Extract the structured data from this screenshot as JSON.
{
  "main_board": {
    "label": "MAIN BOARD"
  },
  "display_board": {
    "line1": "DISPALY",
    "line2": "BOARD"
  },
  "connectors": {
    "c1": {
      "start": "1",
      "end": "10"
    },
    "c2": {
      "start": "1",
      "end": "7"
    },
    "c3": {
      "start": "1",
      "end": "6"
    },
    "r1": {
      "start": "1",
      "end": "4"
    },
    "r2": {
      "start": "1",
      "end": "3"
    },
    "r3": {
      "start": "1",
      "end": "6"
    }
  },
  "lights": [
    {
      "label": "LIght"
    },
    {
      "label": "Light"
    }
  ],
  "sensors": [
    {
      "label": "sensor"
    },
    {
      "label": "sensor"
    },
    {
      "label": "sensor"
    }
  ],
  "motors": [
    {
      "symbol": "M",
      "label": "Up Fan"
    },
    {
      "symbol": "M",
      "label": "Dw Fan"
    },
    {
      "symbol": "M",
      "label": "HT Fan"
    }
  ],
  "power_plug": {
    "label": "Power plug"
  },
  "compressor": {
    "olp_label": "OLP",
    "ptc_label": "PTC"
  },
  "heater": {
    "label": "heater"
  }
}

_Aim_
Return every entry exactly as given.

_Task output_
Extract the structured data from this screenshot as JSON.
{
  "main_board": {
    "label": "MAIN BOARD"
  },
  "display_board": {
    "line1": "DISPALY",
    "line2": "BOARD"
  },
  "connectors": {
    "c1": {
      "start": "1",
      "end": "10"
    },
    "c2": {
      "start": "1",
      "end": "7"
    },
    "c3": {
      "start": "1",
      "end": "6"
    },
    "r1": {
      "start": "1",
      "end": "4"
    },
    "r2": {
      "start": "1",
      "end": "3"
    },
    "r3": {
      "start": "1",
      "end": "6"
    }
  },
  "lights": [
    {
      "label": "LIght"
    },
    {
      "label": "Light"
    }
  ],
  "sensors": [
    {
      "label": "sensor"
    },
    {
      "label": "sensor"
    },
    {
      "label": "sensor"
    }
  ],
  "motors": [
    {
      "symbol": "M",
      "label": "Up Fan"
    },
    {
      "symbol": "M",
      "label": "Dw Fan"
    },
    {
      "symbol": "M",
      "label": "HT Fan"
    }
  ],
  "power_plug": {
    "label": "Power plug"
  },
  "compressor": {
    "olp_label": "OLP",
    "ptc_label": "PTC"
  },
  "heater": {
    "label": "heater"
  }
}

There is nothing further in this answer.